## [Task directions]
Locate and copy each line in the data that contains the word "What".

[Stored data]
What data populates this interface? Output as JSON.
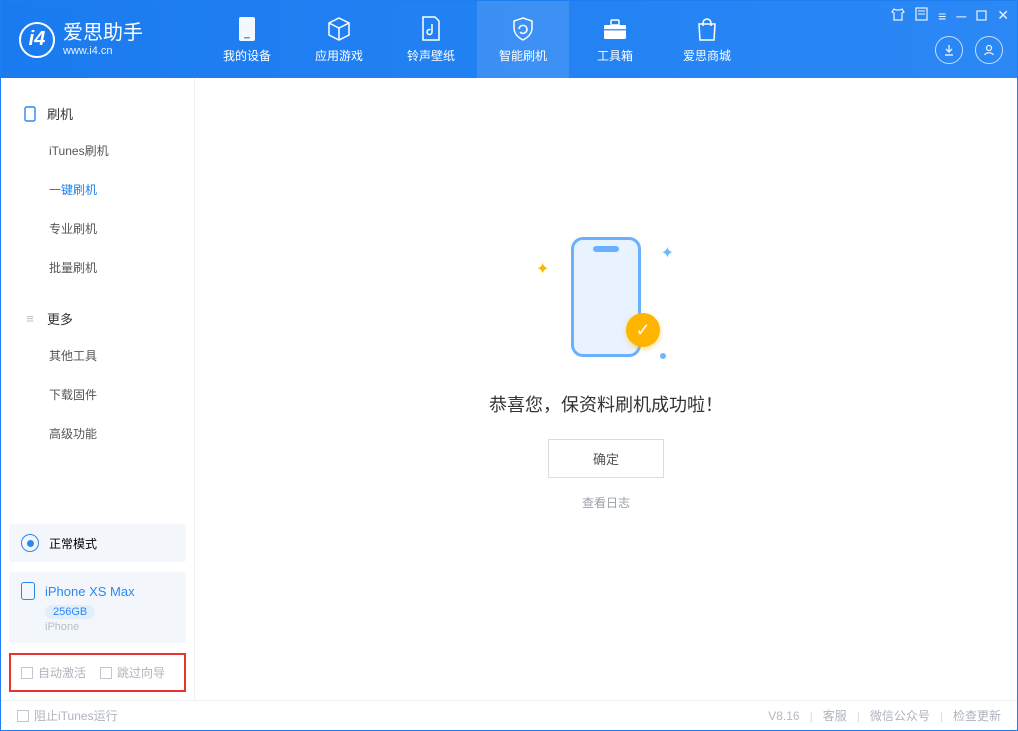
{
  "app": {
    "name": "爱思助手",
    "site": "www.i4.cn"
  },
  "nav": {
    "items": [
      {
        "label": "我的设备"
      },
      {
        "label": "应用游戏"
      },
      {
        "label": "铃声壁纸"
      },
      {
        "label": "智能刷机"
      },
      {
        "label": "工具箱"
      },
      {
        "label": "爱思商城"
      }
    ]
  },
  "sidebar": {
    "section1_title": "刷机",
    "section1_items": [
      {
        "label": "iTunes刷机"
      },
      {
        "label": "一键刷机"
      },
      {
        "label": "专业刷机"
      },
      {
        "label": "批量刷机"
      }
    ],
    "section2_title": "更多",
    "section2_items": [
      {
        "label": "其他工具"
      },
      {
        "label": "下载固件"
      },
      {
        "label": "高级功能"
      }
    ],
    "mode": "正常模式",
    "device_name": "iPhone XS Max",
    "device_storage": "256GB",
    "device_type": "iPhone",
    "check_auto_activate": "自动激活",
    "check_skip_guide": "跳过向导"
  },
  "main": {
    "success_message": "恭喜您，保资料刷机成功啦！",
    "ok_button": "确定",
    "view_log": "查看日志"
  },
  "footer": {
    "block_itunes": "阻止iTunes运行",
    "version": "V8.16",
    "support": "客服",
    "wechat": "微信公众号",
    "check_update": "检查更新"
  }
}
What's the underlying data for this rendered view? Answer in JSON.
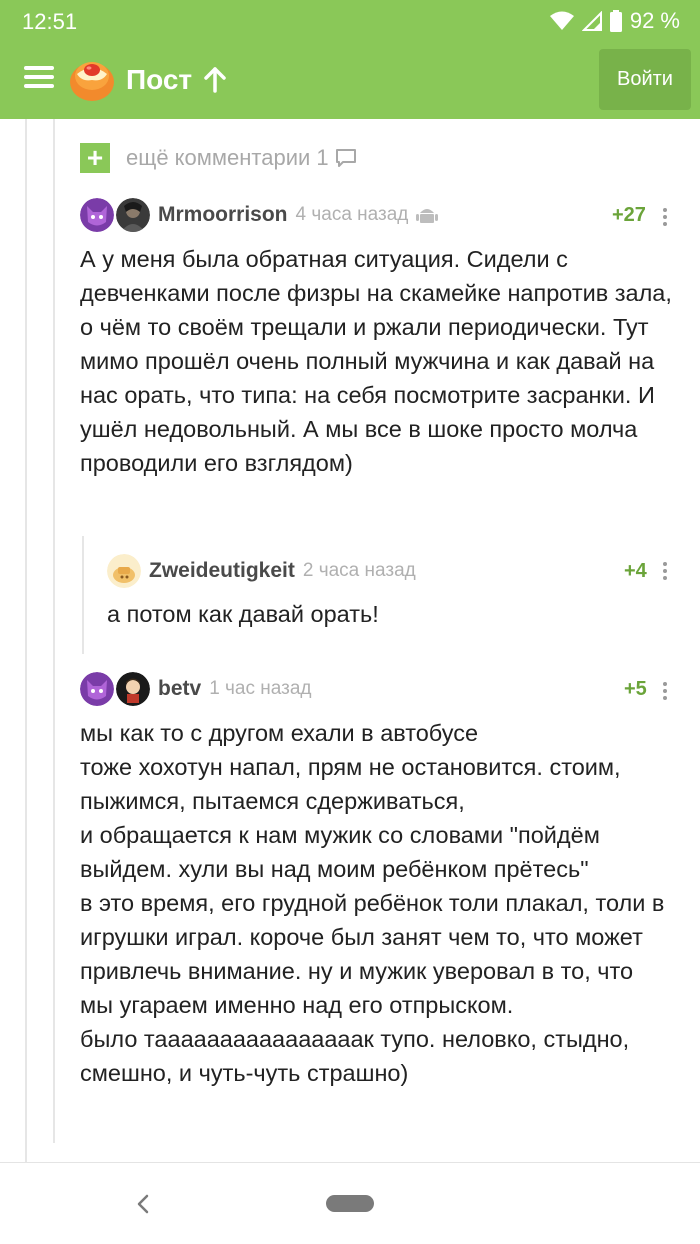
{
  "status_bar": {
    "time": "12:51",
    "battery": "92 %"
  },
  "toolbar": {
    "title": "Пост",
    "login_label": "Войти"
  },
  "more_comments": {
    "label": "ещё комментарии",
    "count": "1"
  },
  "comments": [
    {
      "author": "Mrmoorrison",
      "time": "4 часа назад",
      "rating": "+27",
      "text": "А у меня была обратная ситуация. Сидели с девченками после физры на скамейке напротив зала, о чём то своём трещали и ржали периодически. Тут мимо прошёл очень полный мужчина и как давай на нас орать, что типа: на себя посмотрите засранки. И ушёл недовольный. А мы все в шоке просто молча проводили его взглядом)"
    },
    {
      "author": "Zweideutigkeit",
      "time": "2 часа назад",
      "rating": "+4",
      "text": "а потом как давай орать!"
    },
    {
      "author": "betv",
      "time": "1 час назад",
      "rating": "+5",
      "text": "мы как то с другом ехали в автобусе\nтоже хохотун напал, прям не остановится. стоим, пыжимся, пытаемся сдерживаться,\nи обращается к нам мужик со словами \"пойдём выйдем. хули вы над моим ребёнком прётесь\"\nв это время, его грудной ребёнок толи плакал, толи в игрушки играл. короче был занят чем то, что может привлечь внимание. ну и мужик уверовал в то, что мы угараем именно над его отпрыском.\nбыло таааааааааааааааак тупо. неловко, стыдно, смешно, и чуть-чуть страшно)"
    }
  ],
  "colors": {
    "brand": "#8ac858",
    "rating": "#6ba43a"
  }
}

## [Output for this task]
What data populates this interface? Output as JSON.
What's the underlying data for this rendered view? Answer in JSON.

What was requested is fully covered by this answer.